- _Dataset extract_:
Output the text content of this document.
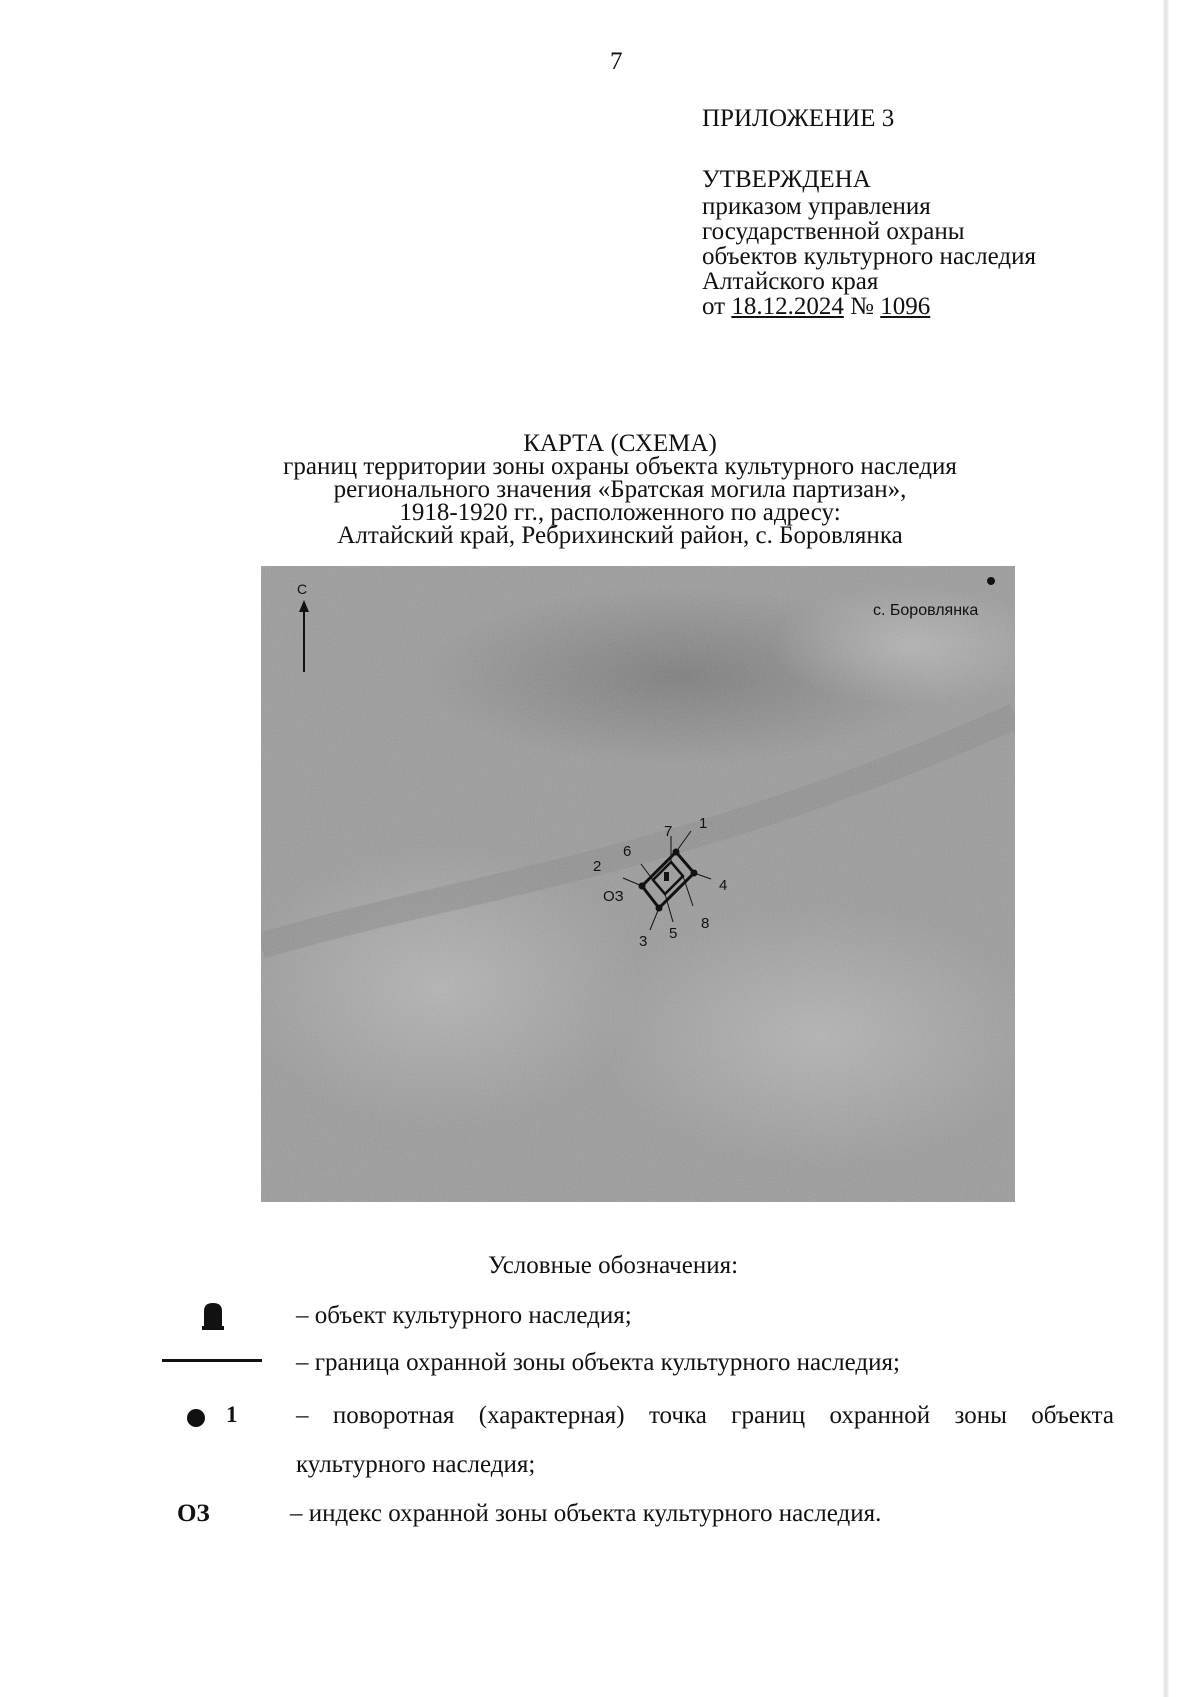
7
ПРИЛОЖЕНИЕ 3
УТВЕРЖДЕНА
приказом управления
государственной охраны
объектов культурного наследия
Алтайского края
от 18.12.2024 № 1096
КАРТА (СХЕМА)
границ территории зоны охраны объекта культурного наследия
регионального значения «Братская могила партизан»,
1918-1920 гг., расположенного по адресу:
Алтайский край, Ребрихинский район, с. Боровлянка
С
с. Боровлянка
1
2
3
4
5
6
7
8
ОЗ
Условные обозначения:
– объект культурного наследия;
– граница охранной зоны объекта культурного наследия;
1 – поворотная (характерная) точка границ охранной зоны объекта
культурного наследия;
ОЗ	– индекс охранной зоны объекта культурного наследия.
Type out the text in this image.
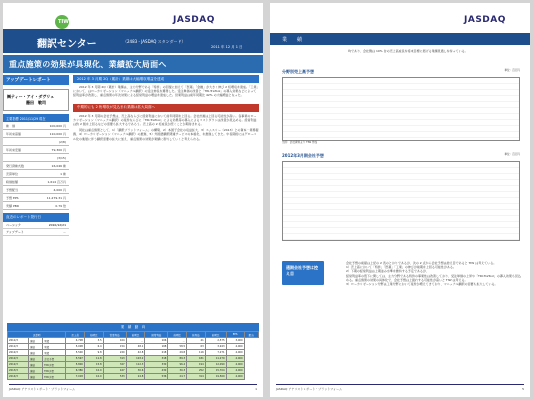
TIW	JASDAQ
翻訳センター	（2483・JASDAQ スタンダード）
2011 年 12 月 1 日
重点施策の効果が具現化、業績拡大局面へ
アップデートレポート
㈱ティー・アイ・ダヴリュ
藤田　敏司
主要指標 2011/11/29 現在
株　価	100,600 円
年初来高値	110,000 円
(2/8)
年初来安値	79,300 円
(3/15)
発行済株式数	16,046 株
売買単位	1 株
時価総額	1,614 百万円
予想配当	4,000 円
予想 EPS	11,279.31 円
実績 PBR	0.79 倍
直近のレポート発行日
ベーシック	2010/12/21
アップデート	－
2012 年 3 月期 2Q（累計）業績は大幅増収増益を達成
2012 年 3 月期 2Q（累計）業績は、主力分野である「特許」の回復に加えて「医薬」「金融」が大きく伸び 2 桁増収を達成。「工業」において、はローカリゼーション（マニュアル翻訳）の受注伸長を獲得した。受注単価の改善と「TRI-TraTool」の導入効果などによって経利益率が改善し、重点施策の年次効果による経常利益の増益を達成した。営業利益は前年同期比 42% の大幅増益となった。
中期的にも 2 桁増収が見込まれ業績は拡大局面へ
2012 年 3 月期の会社予想は、売上高ならびに経常利益において前年同期を上回る。会社計画は上回る可能性が高い。各事業のローカリゼーション（マニュアル翻訳）の案件ならびに「TRI-TraTool」による効果等の導入によるコストダウンは改善が見込める。経常利益は約 2 割を上回るなどの需要も拡大するであろう。売上高の 2 桁成長が続くことが期待される。
同社は重点施策として、1）「翻訳プラットフォーム」の構築、2）本国子会社の収益拡大、3）エムスリー（2413）との資本・業務提携、4）ローカリゼーション（マニュアル翻訳）の推進、5）外国語翻訳関連サービスの本格化、を推進してきた。中長期的にはグローバル化の進展に伴う翻訳需要の拡大に加え、重点施策の効果が業績に寄与していくと考えられる。
業　績　動　向
決算期			売上高	前期比	営業利益	前期比	経常利益	前期比	純利益	前期比	EPS	配当
2011/3	連結	実績	4,708	3.5	104	－	106	－	41	2,575	3,000	
2011/3	連結	実績	5,008	6.4	154	48.1	168	58.5	63	3,943	4,000	
2012/3	連結	実績	5,500	9.8	220	42.8	218	29.8	116	7,271	4,000	
2012/3	連結	会社予想	5,597	11.8	313	103.2	318	89.3	181	11,279	4,000	
2012/3	連結	TIW予想	5,800	15.8	327	112.3	330	96.4	194	12,090	4,000	
2013/3	連結	TIW予想	6,380	10.0	427	30.6	430	30.3	252	15,704	4,000	
2014/3	連結	TIW予想	7,018	10.0	533	24.8	536	24.7	314	19,569	4,000	
JASDAQ アナリストレポート・プラットフォーム	1
JASDAQ
業　　績
均であり、会社側は 10% 台の売上高成長を将来目標に掲げる業績見通しを持っている。
分野別売上高予想	単位：百万円
出所：会社資料より TIW 作成
2012年3月期会社予想	単位：百万円
通期会社予想は控え目
会社予想の前提は上記の 2 表のとおりであるが、次の 2 点から会社予想は控え目であると TIW は考えている。
1）売上高において「特許」「医薬」「工業」の伸びが前期を上回る可能性がある。
2）下期の経常利益は上期並み水準を維持する予定であるが、
経常利益率の低下に関しては、主力分野である特許の事業性は改善しており、受注単価の上昇や「TRI-TraTool」の導入効果も見込める。重点施策の効果の具体化で、会社予想は上振れする可能性が高いと TIW は考える。
3）ローカリゼーション分野は工業分野において案件が増えてきており、マニュアル翻訳の需要も拡大している。
JASDAQ アナリストレポート・プラットフォーム	5
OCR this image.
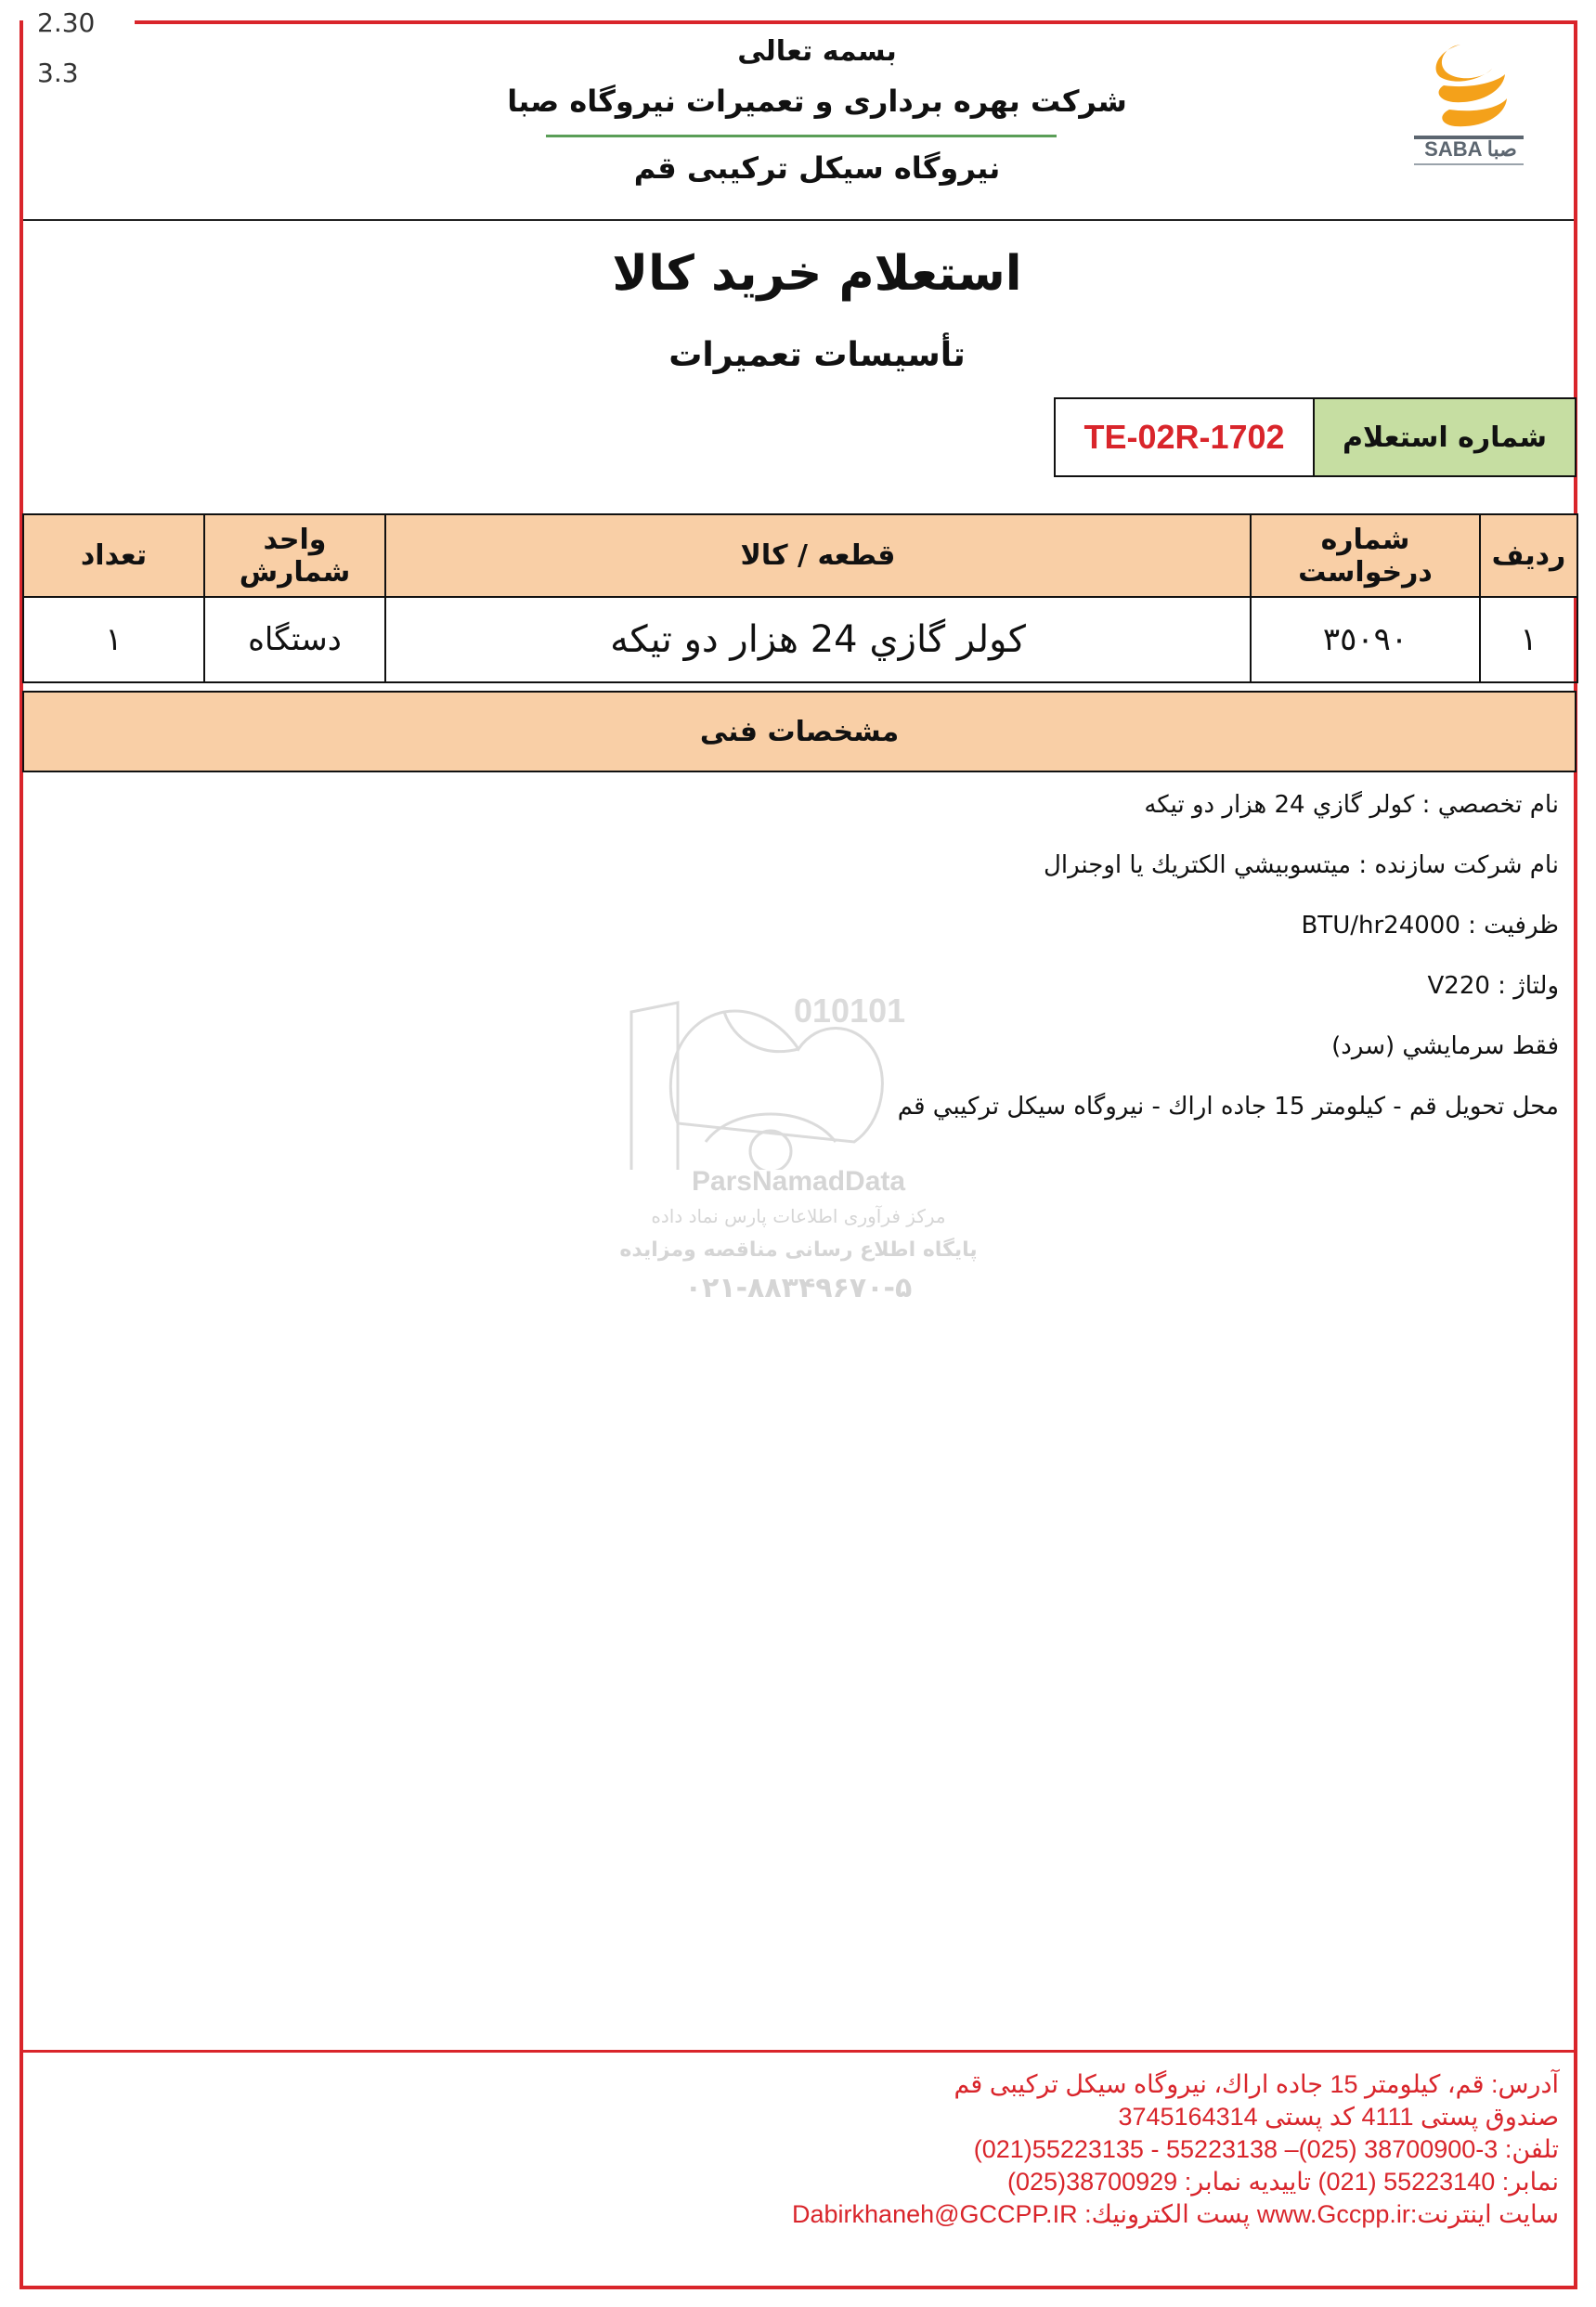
2.30
3.3
بسمه تعالی
شرکت بهره برداری و تعمیرات نیروگاه صبا
نیروگاه سیکل ترکیبی قم
SABA صبا
استعلام خرید کالا
تأسیسات تعمیرات
شماره استعلام
TE-02R-1702
ردیف	شماره درخواست	قطعه / کالا	واحد شمارش	تعداد
١	٣٥٠٩٠	كولر گازي 24 هزار دو تيكه	دستگاه	١
مشخصات فنی
نام تخصصي : كولر گازي 24 هزار دو تيكه
نام شركت سازنده : ميتسوبيشي الكتريك يا اوجنرال
ظرفيت : BTU/hr24000
ولتاژ : V220
فقط سرمايشي (سرد)
محل تحويل قم - كيلومتر 15 جاده اراك - نيروگاه سيكل تركيبي قم
010101
ParsNamadData
مرکز فرآوری اطلاعات پارس نماد داده
پایگاه اطلاع رسانی مناقصه ومزایده
۰۲۱-۸۸۳۴۹۶۷۰-۵
آدرس: قم، كيلومتر 15 جاده اراك، نيروگاه سيكل تركيبی قم
صندوق پستی 4111 كد پستی 3745164314
تلفن: 3-38700900 (025)– 55223138 - 55223135(021)
نمابر: 55223140 (021) تاييديه نمابر: 38700929(025)
سايت اينترنت:www.Gccpp.ir پست الكترونيك: Dabirkhaneh@GCCPP.IR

- _Exercise requirements_: Repeat the material above verbatim. Leave the pictures behind.

- _Complete response_:
Output the text content of this document.
7
ПРИЛОЖЕНИЕ 3
УТВЕРЖДЕНА
приказом управления
государственной охраны
объектов культурного наследия
Алтайского края
от 18.12.2024 № 1096
КАРТА (СХЕМА)
границ территории зоны охраны объекта культурного наследия
регионального значения «Братская могила партизан»,
1918-1920 гг., расположенного по адресу:
Алтайский край, Ребрихинский район, с. Боровлянка
С
с. Боровлянка
1
2
3
4
5
6
7
8
ОЗ
Условные обозначения:
– объект культурного наследия;
– граница охранной зоны объекта культурного наследия;
1 – поворотная (характерная) точка границ охранной зоны объекта
культурного наследия;
ОЗ	– индекс охранной зоны объекта культурного наследия.
Type out the text in this image.
TIW	JASDAQ
翻訳センター	（2483・JASDAQ スタンダード）
2011 年 12 月 1 日
重点施策の効果が具現化、業績拡大局面へ
アップデートレポート
㈱ティー・アイ・ダヴリュ
藤田　敏司
主要指標 2011/11/29 現在
株　価	100,600 円
年初来高値	110,000 円
(2/8)
年初来安値	79,300 円
(3/15)
発行済株式数	16,046 株
売買単位	1 株
時価総額	1,614 百万円
予想配当	4,000 円
予想 EPS	11,279.31 円
実績 PBR	0.79 倍
直近のレポート発行日
ベーシック	2010/12/21
アップデート	－
2012 年 3 月期 2Q（累計）業績は大幅増収増益を達成
2012 年 3 月期 2Q（累計）業績は、主力分野である「特許」の回復に加えて「医薬」「金融」が大きく伸び 2 桁増収を達成。「工業」において、はローカリゼーション（マニュアル翻訳）の受注伸長を獲得した。受注単価の改善と「TRI-TraTool」の導入効果などによって経利益率が改善し、重点施策の年次効果による経常利益の増益を達成した。営業利益は前年同期比 42% の大幅増益となった。
中期的にも 2 桁増収が見込まれ業績は拡大局面へ
2012 年 3 月期の会社予想は、売上高ならびに経常利益において前年同期を上回る。会社計画は上回る可能性が高い。各事業のローカリゼーション（マニュアル翻訳）の案件ならびに「TRI-TraTool」による効果等の導入によるコストダウンは改善が見込める。経常利益は約 2 割を上回るなどの需要も拡大するであろう。売上高の 2 桁成長が続くことが期待される。
同社は重点施策として、1）「翻訳プラットフォーム」の構築、2）本国子会社の収益拡大、3）エムスリー（2413）との資本・業務提携、4）ローカリゼーション（マニュアル翻訳）の推進、5）外国語翻訳関連サービスの本格化、を推進してきた。中長期的にはグローバル化の進展に伴う翻訳需要の拡大に加え、重点施策の効果が業績に寄与していくと考えられる。
業　績　動　向
決算期			売上高	前期比	営業利益	前期比	経常利益	前期比	純利益	前期比	EPS	配当
2011/3	連結	実績	4,708	3.5	104	－	106	－	41	2,575	3,000	
2011/3	連結	実績	5,008	6.4	154	48.1	168	58.5	63	3,943	4,000	
2012/3	連結	実績	5,500	9.8	220	42.8	218	29.8	116	7,271	4,000	
2012/3	連結	会社予想	5,597	11.8	313	103.2	318	89.3	181	11,279	4,000	
2012/3	連結	TIW予想	5,800	15.8	327	112.3	330	96.4	194	12,090	4,000	
2013/3	連結	TIW予想	6,380	10.0	427	30.6	430	30.3	252	15,704	4,000	
2014/3	連結	TIW予想	7,018	10.0	533	24.8	536	24.7	314	19,569	4,000	
JASDAQ アナリストレポート・プラットフォーム	1
JASDAQ
業　　績
均であり、会社側は 10% 台の売上高成長を将来目標に掲げる業績見通しを持っている。
分野別売上高予想	単位：百万円
出所：会社資料より TIW 作成
2012年3月期会社予想	単位：百万円
通期会社予想は控え目
会社予想の前提は上記の 2 表のとおりであるが、次の 2 点から会社予想は控え目であると TIW は考えている。
1）売上高において「特許」「医薬」「工業」の伸びが前期を上回る可能性がある。
2）下期の経常利益は上期並み水準を維持する予定であるが、
経常利益率の低下に関しては、主力分野である特許の事業性は改善しており、受注単価の上昇や「TRI-TraTool」の導入効果も見込める。重点施策の効果の具体化で、会社予想は上振れする可能性が高いと TIW は考える。
3）ローカリゼーション分野は工業分野において案件が増えてきており、マニュアル翻訳の需要も拡大している。
JASDAQ アナリストレポート・プラットフォーム	5
OCR this image.
2.30
3.3
بسمه تعالی
شرکت بهره برداری و تعمیرات نیروگاه صبا
نیروگاه سیکل ترکیبی قم
SABA صبا
استعلام خرید کالا
تأسیسات تعمیرات
شماره استعلام
TE-02R-1702
ردیف	شماره درخواست	قطعه / کالا	واحد شمارش	تعداد
١	٣٥٠٩٠	كولر گازي 24 هزار دو تيكه	دستگاه	١
مشخصات فنی
نام تخصصي : كولر گازي 24 هزار دو تيكه
نام شركت سازنده : ميتسوبيشي الكتريك يا اوجنرال
ظرفيت : BTU/hr24000
ولتاژ : V220
فقط سرمايشي (سرد)
محل تحويل قم - كيلومتر 15 جاده اراك - نيروگاه سيكل تركيبي قم
010101
ParsNamadData
مرکز فرآوری اطلاعات پارس نماد داده
پایگاه اطلاع رسانی مناقصه ومزایده
۰۲۱-۸۸۳۴۹۶۷۰-۵
آدرس: قم، كيلومتر 15 جاده اراك، نيروگاه سيكل تركيبی قم
صندوق پستی 4111 كد پستی 3745164314
تلفن: 3-38700900 (025)– 55223138 - 55223135(021)
نمابر: 55223140 (021) تاييديه نمابر: 38700929(025)
سايت اينترنت:www.Gccpp.ir پست الكترونيك: Dabirkhaneh@GCCPP.IR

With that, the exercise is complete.